* What is required:
What is the number of lines in the data that hold the string "СТРАХОВАНИЕ"? Reply with that number only.

Saved entries
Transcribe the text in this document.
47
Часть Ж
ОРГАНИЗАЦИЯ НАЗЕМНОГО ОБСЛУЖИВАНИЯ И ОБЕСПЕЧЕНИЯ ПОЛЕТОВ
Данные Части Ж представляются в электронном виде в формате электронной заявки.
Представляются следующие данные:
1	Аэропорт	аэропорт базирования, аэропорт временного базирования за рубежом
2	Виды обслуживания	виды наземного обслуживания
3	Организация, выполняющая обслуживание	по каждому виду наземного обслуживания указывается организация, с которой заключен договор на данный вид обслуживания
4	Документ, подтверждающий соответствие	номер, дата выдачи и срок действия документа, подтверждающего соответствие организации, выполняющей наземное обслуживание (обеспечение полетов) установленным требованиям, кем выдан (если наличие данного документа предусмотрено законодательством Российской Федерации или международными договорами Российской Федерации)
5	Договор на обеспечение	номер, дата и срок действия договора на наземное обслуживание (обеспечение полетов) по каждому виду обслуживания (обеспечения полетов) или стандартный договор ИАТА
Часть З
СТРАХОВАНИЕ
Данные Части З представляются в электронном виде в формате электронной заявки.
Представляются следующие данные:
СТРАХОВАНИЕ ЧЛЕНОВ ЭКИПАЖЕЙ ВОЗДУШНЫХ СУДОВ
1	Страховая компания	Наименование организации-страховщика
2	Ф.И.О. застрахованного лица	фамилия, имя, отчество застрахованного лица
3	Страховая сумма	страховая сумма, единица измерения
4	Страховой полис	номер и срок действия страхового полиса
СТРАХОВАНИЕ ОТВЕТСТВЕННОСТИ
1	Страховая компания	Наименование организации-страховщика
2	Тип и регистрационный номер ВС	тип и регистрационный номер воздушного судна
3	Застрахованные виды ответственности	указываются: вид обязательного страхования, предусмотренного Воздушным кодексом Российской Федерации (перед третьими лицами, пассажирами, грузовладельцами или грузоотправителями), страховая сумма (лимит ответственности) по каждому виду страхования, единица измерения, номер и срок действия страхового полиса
* * *
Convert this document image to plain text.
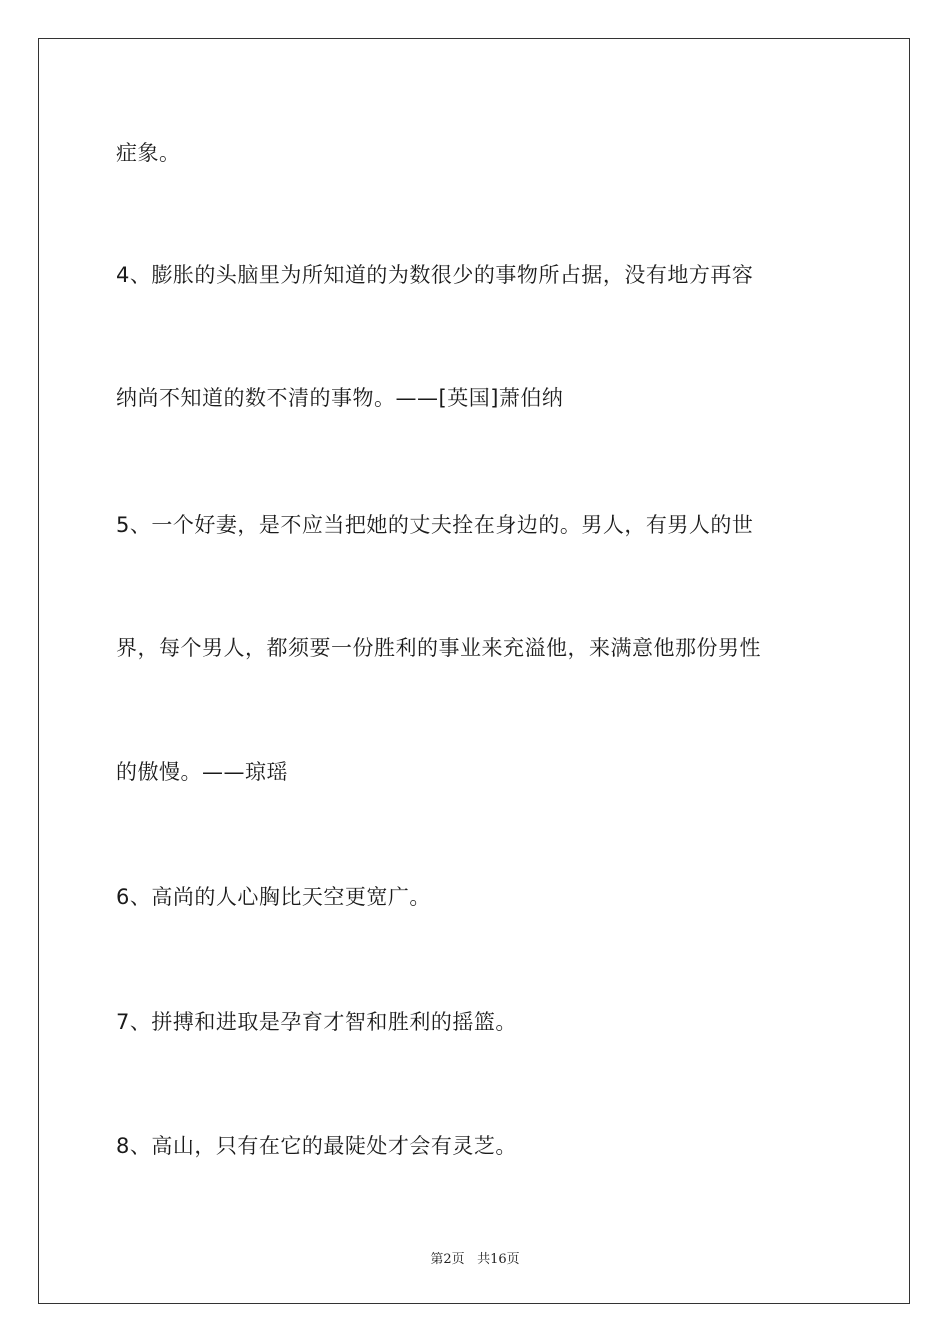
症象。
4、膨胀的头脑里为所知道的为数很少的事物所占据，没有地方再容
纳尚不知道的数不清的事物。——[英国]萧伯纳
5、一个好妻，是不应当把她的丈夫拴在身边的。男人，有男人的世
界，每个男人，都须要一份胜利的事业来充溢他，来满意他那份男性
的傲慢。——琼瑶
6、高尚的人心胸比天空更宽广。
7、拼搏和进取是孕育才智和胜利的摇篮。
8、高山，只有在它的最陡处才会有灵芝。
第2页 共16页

* Exercise solution:
3